Written problem: Would you transcribe the listing that follows, character for character, and omit its images?

Information given:
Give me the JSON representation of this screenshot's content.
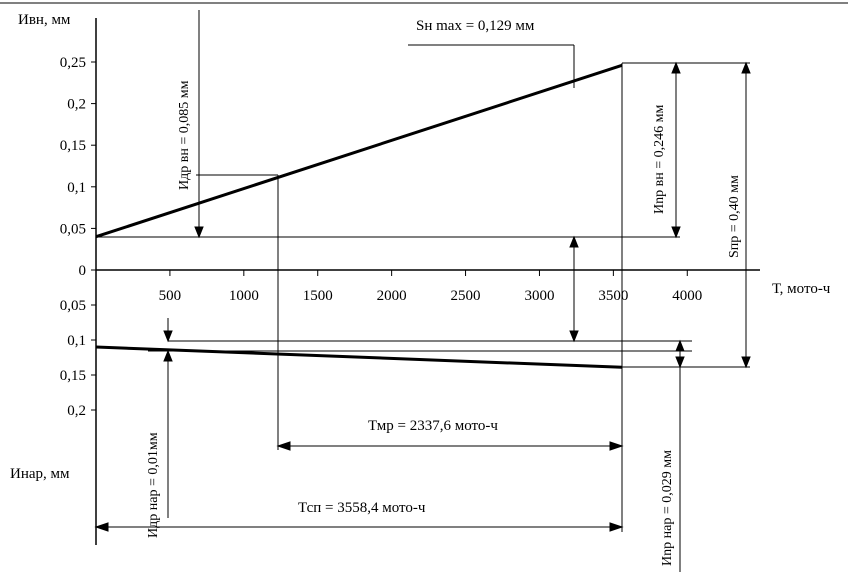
{
  "chart_data": {
    "type": "line",
    "x_axis": {
      "label": "Т, мото-ч",
      "ticks": [
        "500",
        "1000",
        "1500",
        "2000",
        "2500",
        "3000",
        "3500",
        "4000"
      ]
    },
    "y_upper_axis": {
      "label": "Ивн, мм",
      "ticks": [
        "0",
        "0,05",
        "0,1",
        "0,15",
        "0,2",
        "0,25"
      ]
    },
    "y_lower_axis": {
      "label": "Инар, мм",
      "ticks": [
        "0,05",
        "0,1",
        "0,15",
        "0,2"
      ]
    },
    "series": [
      {
        "x": [
          0,
          3558.4
        ],
        "y": [
          0.04,
          0.246
        ],
        "panel": "upper"
      },
      {
        "x": [
          0,
          3558.4
        ],
        "y": [
          0.11,
          0.139
        ],
        "panel": "lower"
      }
    ],
    "annotations": {
      "idr_vn": "Идр вн = 0,085 мм",
      "s_max": "Sн max = 0,129 мм",
      "ipr_vn": "Иnр вн = 0,246 мм",
      "s_pr": "Sпр = 0,40 мм",
      "idr_nar": "Идр нар = 0,01мм",
      "ipr_nar": "Иnр нар = 0,029 мм",
      "t_mr": "Тмр = 2337,6 мото-ч",
      "t_sp": "Тсп = 3558,4 мото-ч"
    }
  }
}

Full solution:
Give me the JSON representation of this screenshot's content.
{
  "chart_data": {
    "type": "line",
    "x_axis": {
      "label": "Т, мото-ч",
      "ticks": [
        "500",
        "1000",
        "1500",
        "2000",
        "2500",
        "3000",
        "3500",
        "4000"
      ]
    },
    "y_upper_axis": {
      "label": "Ивн, мм",
      "ticks": [
        "0",
        "0,05",
        "0,1",
        "0,15",
        "0,2",
        "0,25"
      ]
    },
    "y_lower_axis": {
      "label": "Инар, мм",
      "ticks": [
        "0,05",
        "0,1",
        "0,15",
        "0,2"
      ]
    },
    "series": [
      {
        "x": [
          0,
          3558.4
        ],
        "y": [
          0.04,
          0.246
        ],
        "panel": "upper"
      },
      {
        "x": [
          0,
          3558.4
        ],
        "y": [
          0.11,
          0.139
        ],
        "panel": "lower"
      }
    ],
    "annotations": {
      "idr_vn": "Идр вн = 0,085 мм",
      "s_max": "Sн max = 0,129 мм",
      "ipr_vn": "Иnр вн = 0,246 мм",
      "s_pr": "Sпр = 0,40 мм",
      "idr_nar": "Идр нар = 0,01мм",
      "ipr_nar": "Иnр нар = 0,029 мм",
      "t_mr": "Тмр = 2337,6 мото-ч",
      "t_sp": "Тсп = 3558,4 мото-ч"
    }
  }
}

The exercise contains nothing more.